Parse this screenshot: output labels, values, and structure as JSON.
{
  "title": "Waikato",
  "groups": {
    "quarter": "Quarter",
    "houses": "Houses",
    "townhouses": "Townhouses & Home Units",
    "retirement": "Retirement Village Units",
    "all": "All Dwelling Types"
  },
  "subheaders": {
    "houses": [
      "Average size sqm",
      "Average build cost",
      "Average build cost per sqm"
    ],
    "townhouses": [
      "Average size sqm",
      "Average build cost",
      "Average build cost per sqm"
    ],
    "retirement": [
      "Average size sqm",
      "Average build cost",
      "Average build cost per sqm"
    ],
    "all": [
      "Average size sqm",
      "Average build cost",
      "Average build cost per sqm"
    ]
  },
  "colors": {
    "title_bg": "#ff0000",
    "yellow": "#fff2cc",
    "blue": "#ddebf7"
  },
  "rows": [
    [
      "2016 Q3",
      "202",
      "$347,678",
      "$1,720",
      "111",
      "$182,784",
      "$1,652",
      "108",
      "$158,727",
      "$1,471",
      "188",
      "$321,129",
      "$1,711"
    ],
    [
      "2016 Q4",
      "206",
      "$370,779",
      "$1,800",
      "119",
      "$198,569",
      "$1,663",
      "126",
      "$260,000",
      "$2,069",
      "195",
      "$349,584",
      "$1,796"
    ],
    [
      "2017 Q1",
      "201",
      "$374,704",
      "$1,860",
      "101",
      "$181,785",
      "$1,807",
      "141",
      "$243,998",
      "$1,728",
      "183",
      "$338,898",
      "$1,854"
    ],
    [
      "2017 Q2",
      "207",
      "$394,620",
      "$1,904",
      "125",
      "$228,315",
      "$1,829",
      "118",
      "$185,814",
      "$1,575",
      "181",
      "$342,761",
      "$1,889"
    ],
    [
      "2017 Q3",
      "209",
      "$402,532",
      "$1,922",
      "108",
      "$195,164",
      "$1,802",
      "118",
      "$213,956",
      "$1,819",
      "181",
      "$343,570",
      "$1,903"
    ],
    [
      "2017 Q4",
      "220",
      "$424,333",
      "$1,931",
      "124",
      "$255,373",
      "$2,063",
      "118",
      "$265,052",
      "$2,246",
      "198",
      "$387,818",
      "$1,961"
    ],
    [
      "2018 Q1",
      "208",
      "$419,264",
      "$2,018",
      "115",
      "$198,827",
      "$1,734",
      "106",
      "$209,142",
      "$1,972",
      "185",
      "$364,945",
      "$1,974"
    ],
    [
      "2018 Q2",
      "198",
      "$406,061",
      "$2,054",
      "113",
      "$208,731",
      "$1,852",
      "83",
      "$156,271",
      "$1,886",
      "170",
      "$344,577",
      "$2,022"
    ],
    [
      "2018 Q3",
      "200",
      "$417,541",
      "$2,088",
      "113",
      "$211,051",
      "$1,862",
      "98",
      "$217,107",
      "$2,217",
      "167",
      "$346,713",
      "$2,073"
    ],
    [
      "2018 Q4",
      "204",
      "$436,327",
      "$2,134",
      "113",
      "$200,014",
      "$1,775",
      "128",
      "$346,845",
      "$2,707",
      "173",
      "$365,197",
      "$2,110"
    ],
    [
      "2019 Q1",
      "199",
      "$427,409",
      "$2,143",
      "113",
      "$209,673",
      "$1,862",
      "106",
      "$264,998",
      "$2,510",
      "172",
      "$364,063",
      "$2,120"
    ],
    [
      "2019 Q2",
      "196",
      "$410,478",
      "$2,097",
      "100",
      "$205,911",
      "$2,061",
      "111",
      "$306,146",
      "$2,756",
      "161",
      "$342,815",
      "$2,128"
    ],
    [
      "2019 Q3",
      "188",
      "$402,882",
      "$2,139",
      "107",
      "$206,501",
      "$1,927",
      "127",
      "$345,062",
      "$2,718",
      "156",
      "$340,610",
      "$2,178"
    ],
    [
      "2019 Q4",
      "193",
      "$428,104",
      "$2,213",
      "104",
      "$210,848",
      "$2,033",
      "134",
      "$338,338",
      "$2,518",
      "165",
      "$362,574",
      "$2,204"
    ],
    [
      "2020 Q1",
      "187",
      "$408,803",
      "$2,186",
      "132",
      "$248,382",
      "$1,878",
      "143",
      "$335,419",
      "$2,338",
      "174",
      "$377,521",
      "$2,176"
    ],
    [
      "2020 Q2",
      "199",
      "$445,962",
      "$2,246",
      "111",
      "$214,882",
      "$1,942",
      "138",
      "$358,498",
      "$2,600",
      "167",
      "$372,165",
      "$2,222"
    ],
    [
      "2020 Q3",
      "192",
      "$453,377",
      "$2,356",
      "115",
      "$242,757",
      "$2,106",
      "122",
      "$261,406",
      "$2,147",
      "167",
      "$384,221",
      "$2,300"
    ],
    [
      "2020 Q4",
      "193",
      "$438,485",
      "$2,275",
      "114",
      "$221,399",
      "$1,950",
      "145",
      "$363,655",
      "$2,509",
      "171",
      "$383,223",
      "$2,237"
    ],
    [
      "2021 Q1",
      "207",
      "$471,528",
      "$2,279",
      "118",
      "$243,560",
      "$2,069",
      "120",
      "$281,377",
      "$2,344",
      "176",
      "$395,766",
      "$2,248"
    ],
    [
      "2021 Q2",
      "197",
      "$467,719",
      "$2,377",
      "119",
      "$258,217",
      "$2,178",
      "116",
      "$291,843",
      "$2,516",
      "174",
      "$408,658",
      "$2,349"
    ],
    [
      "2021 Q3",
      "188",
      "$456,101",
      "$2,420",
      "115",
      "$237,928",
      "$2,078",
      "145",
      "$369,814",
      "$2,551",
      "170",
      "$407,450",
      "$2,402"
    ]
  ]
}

§

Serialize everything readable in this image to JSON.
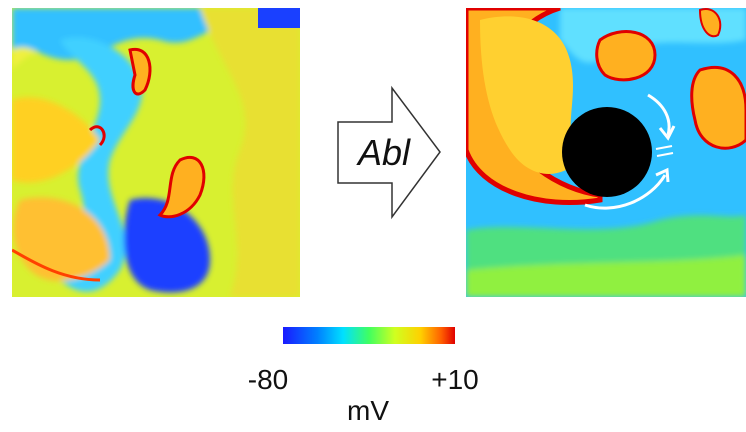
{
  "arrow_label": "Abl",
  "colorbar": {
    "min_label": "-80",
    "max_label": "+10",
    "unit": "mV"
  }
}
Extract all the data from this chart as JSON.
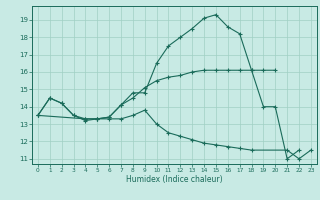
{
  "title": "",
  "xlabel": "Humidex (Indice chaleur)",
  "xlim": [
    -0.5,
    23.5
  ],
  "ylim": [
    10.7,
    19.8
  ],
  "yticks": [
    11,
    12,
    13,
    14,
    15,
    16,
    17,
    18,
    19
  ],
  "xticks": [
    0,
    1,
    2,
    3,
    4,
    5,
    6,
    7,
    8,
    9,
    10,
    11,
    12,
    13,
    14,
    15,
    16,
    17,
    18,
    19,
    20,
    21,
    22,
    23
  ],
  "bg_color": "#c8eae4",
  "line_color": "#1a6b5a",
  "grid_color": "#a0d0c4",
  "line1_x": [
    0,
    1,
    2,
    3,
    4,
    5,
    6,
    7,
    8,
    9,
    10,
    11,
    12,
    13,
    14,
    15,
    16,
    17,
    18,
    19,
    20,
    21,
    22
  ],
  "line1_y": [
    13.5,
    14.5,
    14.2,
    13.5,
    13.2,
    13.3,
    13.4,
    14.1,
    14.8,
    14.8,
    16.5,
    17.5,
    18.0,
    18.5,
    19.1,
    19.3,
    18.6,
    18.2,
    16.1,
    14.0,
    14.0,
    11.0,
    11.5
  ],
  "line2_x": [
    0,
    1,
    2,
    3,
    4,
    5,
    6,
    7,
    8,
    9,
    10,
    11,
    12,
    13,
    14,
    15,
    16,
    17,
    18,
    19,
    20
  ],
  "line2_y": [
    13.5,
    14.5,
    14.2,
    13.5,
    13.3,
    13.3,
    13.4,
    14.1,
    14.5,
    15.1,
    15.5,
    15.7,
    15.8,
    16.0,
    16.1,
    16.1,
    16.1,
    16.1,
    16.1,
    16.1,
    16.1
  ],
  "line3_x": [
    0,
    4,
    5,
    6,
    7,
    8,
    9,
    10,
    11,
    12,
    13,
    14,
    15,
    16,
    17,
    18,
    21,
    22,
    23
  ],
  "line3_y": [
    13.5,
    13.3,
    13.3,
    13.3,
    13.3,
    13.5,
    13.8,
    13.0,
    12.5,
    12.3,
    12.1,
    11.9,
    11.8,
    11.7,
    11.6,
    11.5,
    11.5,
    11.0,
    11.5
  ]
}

§

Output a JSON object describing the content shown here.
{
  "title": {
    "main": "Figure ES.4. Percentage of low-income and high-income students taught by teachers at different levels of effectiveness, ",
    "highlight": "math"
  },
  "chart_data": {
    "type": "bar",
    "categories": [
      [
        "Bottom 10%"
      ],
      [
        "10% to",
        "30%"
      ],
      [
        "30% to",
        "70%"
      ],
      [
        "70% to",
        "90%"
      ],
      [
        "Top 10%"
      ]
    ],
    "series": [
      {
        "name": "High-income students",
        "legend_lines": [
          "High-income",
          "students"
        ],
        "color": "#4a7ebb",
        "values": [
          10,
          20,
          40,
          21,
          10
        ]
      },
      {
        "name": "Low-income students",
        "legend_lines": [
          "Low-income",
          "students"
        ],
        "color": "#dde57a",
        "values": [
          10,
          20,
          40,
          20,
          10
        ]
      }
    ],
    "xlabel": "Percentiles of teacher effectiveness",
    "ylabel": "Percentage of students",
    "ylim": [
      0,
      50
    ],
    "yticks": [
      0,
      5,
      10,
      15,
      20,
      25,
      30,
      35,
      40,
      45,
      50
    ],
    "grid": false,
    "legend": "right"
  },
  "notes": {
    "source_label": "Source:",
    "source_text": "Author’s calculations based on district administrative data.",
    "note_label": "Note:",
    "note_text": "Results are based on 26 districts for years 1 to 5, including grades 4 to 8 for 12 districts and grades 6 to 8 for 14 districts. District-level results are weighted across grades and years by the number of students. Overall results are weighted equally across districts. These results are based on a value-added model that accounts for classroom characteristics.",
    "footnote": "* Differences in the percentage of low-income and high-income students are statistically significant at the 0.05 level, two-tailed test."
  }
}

§

Select all lines in the listing that include the word "JSON".

Parse this screenshot: output labels, values, and structure as JSON.
Serialize everything readable in this image to JSON.
Extract all the data from this chart as JSON.
Output a JSON object describing the content shown here.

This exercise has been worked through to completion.